Task:
Find every line in the records that holds the string "fondy". Copy each one.
------------------------------------
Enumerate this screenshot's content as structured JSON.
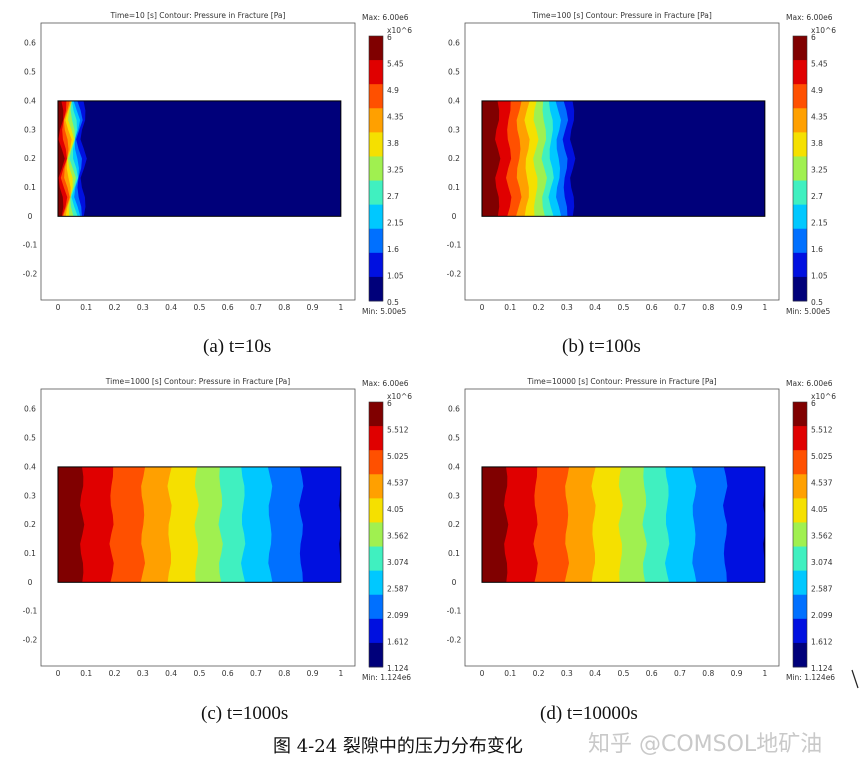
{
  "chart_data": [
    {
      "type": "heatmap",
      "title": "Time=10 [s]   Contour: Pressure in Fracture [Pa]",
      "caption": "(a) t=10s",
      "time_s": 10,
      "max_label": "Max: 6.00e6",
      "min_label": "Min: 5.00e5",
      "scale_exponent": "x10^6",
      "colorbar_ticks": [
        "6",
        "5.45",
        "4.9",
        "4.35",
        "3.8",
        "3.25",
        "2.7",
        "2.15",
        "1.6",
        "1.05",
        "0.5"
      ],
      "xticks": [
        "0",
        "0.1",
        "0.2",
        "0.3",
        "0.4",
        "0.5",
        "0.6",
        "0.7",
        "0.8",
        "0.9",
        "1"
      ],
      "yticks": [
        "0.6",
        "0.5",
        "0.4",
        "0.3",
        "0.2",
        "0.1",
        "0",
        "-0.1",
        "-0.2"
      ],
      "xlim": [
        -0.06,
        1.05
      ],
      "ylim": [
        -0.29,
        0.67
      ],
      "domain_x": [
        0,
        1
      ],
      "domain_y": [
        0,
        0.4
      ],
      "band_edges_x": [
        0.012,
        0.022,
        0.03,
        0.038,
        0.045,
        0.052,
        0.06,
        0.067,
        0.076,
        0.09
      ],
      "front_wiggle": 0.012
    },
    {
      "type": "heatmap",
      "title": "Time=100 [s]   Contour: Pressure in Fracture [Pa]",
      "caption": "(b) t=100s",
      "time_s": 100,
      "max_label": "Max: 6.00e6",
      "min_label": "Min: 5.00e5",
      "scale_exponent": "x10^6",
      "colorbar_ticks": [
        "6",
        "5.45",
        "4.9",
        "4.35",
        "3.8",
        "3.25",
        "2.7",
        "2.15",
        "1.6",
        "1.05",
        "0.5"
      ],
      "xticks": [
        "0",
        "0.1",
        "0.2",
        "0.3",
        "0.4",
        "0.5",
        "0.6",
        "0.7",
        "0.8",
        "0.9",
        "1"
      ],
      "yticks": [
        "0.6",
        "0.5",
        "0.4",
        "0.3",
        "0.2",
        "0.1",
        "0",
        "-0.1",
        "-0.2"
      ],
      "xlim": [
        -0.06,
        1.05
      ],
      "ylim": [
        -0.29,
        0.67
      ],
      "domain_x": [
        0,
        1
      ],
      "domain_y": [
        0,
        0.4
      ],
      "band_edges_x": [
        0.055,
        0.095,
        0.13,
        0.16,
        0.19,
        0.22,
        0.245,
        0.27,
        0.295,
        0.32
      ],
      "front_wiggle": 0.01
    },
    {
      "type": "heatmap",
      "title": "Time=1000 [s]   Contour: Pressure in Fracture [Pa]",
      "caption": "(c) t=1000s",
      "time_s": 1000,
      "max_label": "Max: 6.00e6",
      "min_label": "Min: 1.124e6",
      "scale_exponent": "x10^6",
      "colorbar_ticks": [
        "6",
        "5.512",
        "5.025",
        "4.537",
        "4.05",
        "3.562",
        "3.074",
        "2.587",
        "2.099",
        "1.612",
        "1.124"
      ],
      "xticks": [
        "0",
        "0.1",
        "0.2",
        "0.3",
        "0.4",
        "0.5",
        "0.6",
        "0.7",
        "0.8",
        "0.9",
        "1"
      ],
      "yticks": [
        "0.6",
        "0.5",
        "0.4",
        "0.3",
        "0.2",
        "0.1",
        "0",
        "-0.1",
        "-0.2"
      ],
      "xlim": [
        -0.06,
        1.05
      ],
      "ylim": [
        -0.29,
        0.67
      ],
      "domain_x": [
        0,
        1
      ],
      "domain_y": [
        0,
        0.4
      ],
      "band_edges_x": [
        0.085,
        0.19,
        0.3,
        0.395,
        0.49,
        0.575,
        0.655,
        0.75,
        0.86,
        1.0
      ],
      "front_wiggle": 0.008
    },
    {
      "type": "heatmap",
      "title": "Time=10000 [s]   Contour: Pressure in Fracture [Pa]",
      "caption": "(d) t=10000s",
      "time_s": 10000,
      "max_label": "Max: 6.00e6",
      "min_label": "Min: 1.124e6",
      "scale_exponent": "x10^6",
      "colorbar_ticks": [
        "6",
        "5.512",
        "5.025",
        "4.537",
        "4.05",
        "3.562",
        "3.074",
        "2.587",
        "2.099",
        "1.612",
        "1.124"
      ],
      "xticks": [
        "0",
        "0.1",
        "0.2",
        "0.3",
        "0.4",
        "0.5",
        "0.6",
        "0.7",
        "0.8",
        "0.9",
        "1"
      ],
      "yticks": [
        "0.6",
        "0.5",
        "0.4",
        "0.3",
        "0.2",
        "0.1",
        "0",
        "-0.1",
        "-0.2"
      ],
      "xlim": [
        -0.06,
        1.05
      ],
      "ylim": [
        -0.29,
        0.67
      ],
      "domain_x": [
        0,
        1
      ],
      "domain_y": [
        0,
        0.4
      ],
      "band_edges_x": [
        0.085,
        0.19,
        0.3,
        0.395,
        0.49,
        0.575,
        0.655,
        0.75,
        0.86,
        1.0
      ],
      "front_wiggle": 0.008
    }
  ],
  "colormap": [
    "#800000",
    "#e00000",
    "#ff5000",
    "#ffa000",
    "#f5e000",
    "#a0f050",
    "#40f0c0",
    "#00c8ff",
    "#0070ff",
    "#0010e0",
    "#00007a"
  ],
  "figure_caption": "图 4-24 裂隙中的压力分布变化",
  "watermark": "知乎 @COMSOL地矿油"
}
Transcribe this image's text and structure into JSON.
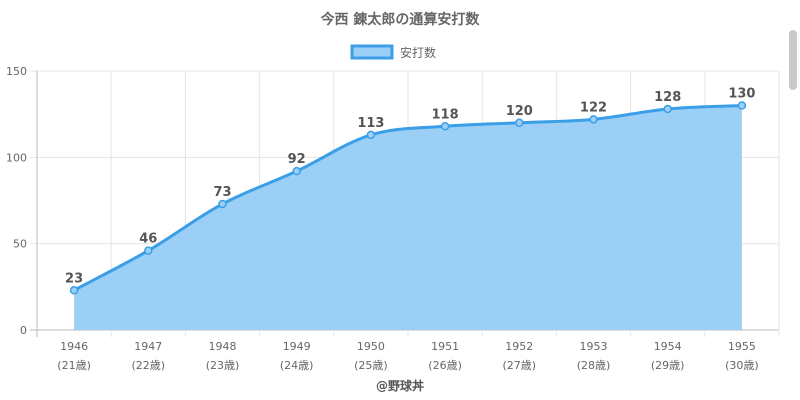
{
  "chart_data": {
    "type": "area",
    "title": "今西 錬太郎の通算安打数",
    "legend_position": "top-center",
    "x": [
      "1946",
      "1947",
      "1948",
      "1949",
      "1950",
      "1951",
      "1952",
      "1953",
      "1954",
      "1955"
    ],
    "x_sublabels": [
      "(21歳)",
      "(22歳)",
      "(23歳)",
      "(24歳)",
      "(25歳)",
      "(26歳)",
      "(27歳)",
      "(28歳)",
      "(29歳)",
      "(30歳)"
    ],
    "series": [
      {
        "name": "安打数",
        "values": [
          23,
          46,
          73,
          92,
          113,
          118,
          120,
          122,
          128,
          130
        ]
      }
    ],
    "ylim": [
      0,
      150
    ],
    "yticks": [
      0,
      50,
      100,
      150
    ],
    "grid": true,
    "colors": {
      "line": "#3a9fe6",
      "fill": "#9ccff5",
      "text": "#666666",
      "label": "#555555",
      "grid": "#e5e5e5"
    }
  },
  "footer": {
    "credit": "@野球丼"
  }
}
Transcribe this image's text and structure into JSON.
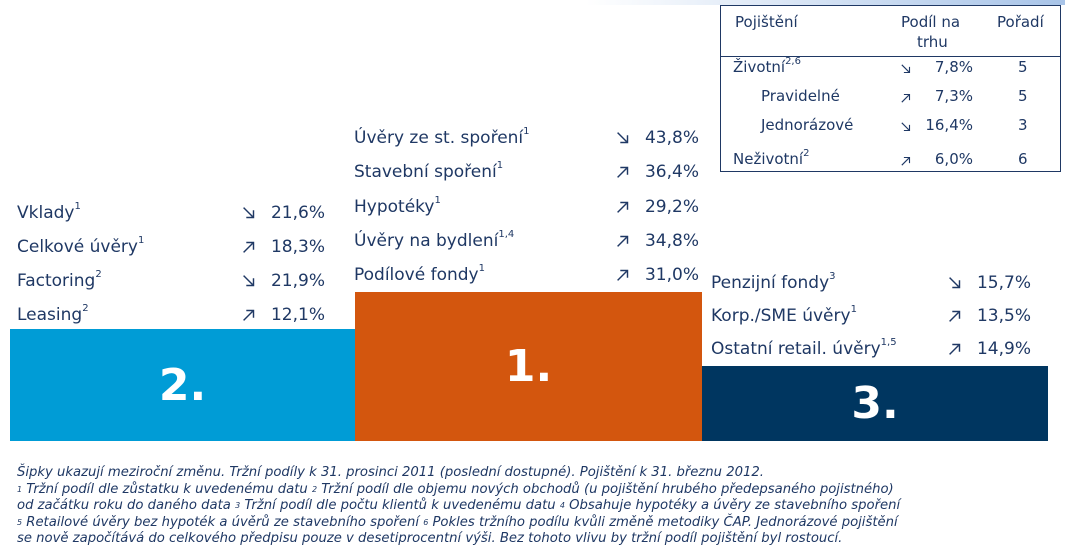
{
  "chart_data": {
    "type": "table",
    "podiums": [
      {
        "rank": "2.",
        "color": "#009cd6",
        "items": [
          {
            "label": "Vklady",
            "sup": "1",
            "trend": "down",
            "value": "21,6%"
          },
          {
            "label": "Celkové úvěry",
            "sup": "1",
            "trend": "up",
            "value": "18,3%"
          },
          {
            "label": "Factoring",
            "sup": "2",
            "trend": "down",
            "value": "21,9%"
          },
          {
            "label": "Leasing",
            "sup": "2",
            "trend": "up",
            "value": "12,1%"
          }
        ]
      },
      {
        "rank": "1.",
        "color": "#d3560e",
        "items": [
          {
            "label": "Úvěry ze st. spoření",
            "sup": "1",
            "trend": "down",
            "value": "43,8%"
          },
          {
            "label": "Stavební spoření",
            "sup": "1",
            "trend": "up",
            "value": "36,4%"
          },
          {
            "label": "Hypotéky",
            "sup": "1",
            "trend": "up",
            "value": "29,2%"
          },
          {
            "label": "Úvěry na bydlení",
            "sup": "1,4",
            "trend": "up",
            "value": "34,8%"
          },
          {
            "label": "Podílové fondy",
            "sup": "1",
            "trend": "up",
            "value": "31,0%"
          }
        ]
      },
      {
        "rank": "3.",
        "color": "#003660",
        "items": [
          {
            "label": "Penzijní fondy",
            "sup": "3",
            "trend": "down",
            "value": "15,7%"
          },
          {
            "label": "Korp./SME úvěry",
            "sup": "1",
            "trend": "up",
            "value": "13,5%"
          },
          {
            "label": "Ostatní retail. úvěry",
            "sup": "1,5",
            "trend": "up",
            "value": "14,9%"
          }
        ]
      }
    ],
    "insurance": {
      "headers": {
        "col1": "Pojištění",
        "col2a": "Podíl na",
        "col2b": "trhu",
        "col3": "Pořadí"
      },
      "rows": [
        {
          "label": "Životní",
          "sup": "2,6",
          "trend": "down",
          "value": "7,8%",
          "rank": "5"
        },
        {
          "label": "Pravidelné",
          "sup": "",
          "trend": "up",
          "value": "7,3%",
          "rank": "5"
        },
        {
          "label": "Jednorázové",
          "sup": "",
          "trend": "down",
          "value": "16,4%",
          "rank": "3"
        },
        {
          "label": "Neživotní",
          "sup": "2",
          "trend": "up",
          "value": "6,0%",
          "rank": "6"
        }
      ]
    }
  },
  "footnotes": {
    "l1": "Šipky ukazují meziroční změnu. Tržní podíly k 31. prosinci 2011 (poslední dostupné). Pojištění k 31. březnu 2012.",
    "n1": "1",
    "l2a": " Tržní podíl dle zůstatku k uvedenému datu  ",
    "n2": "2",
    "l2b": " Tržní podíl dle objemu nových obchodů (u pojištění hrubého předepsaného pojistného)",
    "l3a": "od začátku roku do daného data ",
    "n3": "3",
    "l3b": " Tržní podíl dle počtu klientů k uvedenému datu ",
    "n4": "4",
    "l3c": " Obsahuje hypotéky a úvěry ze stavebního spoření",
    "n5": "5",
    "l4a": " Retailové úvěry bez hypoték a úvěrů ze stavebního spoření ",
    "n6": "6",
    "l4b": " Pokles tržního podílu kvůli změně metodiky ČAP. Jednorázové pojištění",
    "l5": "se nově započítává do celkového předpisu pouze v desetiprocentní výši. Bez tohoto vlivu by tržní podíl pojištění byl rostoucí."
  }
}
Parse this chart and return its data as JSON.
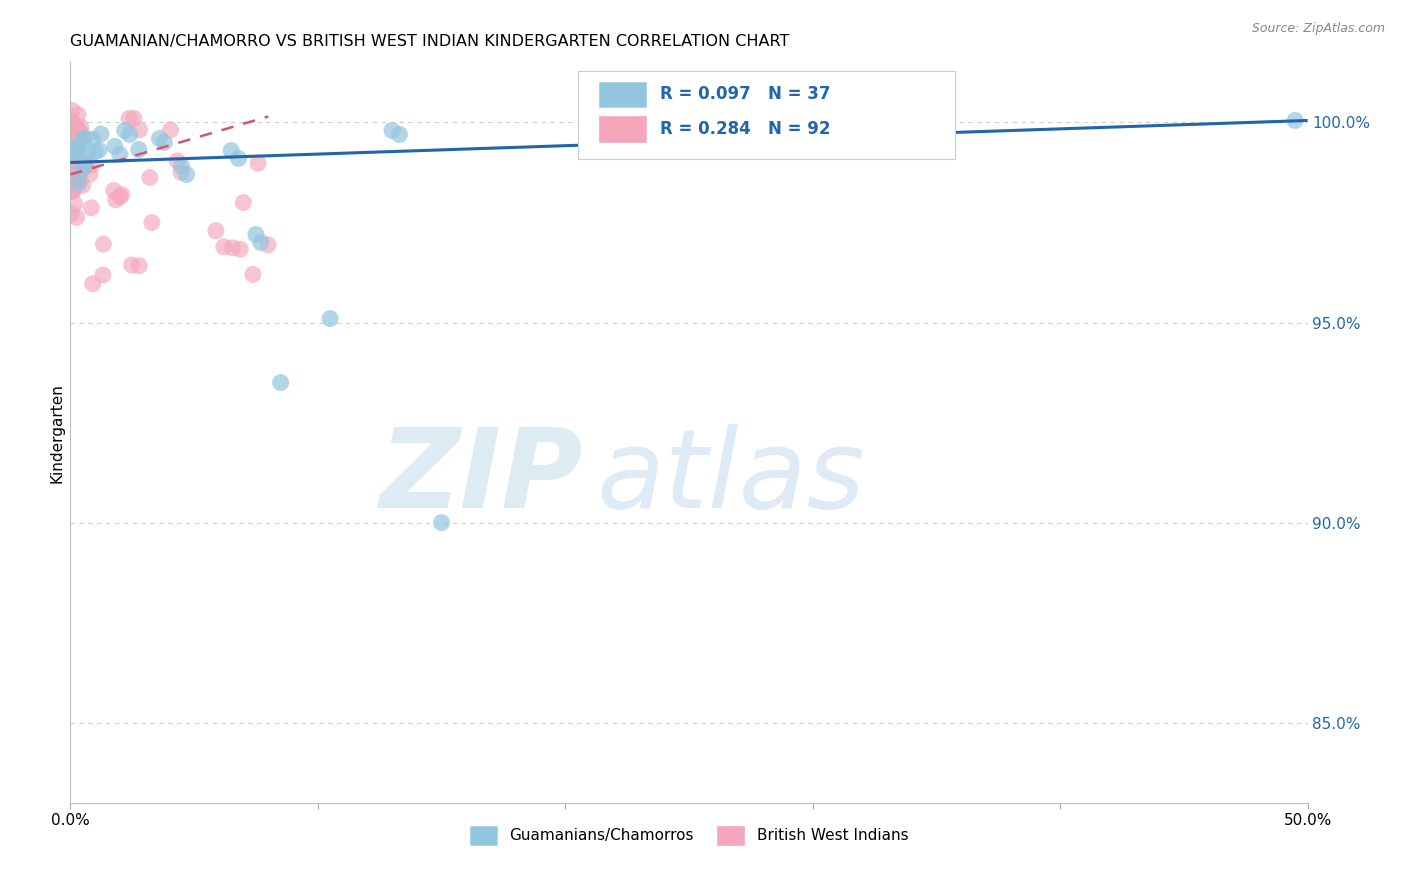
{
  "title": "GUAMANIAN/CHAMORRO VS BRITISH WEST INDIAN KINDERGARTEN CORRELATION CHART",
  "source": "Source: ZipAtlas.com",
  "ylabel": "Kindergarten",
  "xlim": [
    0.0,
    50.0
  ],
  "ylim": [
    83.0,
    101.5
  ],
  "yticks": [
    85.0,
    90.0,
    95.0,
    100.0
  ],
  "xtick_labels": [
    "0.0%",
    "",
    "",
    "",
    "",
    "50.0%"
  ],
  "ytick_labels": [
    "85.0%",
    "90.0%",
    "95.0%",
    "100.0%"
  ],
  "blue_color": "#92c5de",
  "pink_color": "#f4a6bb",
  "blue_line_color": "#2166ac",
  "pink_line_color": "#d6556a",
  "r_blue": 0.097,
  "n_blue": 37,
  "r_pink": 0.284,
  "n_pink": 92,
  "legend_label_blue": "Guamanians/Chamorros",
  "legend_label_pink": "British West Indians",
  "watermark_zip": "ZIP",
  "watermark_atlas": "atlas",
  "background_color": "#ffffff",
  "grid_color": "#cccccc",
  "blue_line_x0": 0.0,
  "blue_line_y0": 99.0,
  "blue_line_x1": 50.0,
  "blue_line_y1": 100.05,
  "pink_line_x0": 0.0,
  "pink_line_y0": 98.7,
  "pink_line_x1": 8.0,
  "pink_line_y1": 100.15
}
------------------------------------
Output for this exercise:
            "label": "Podílové fondy",
            "label": "Penzijní fondy",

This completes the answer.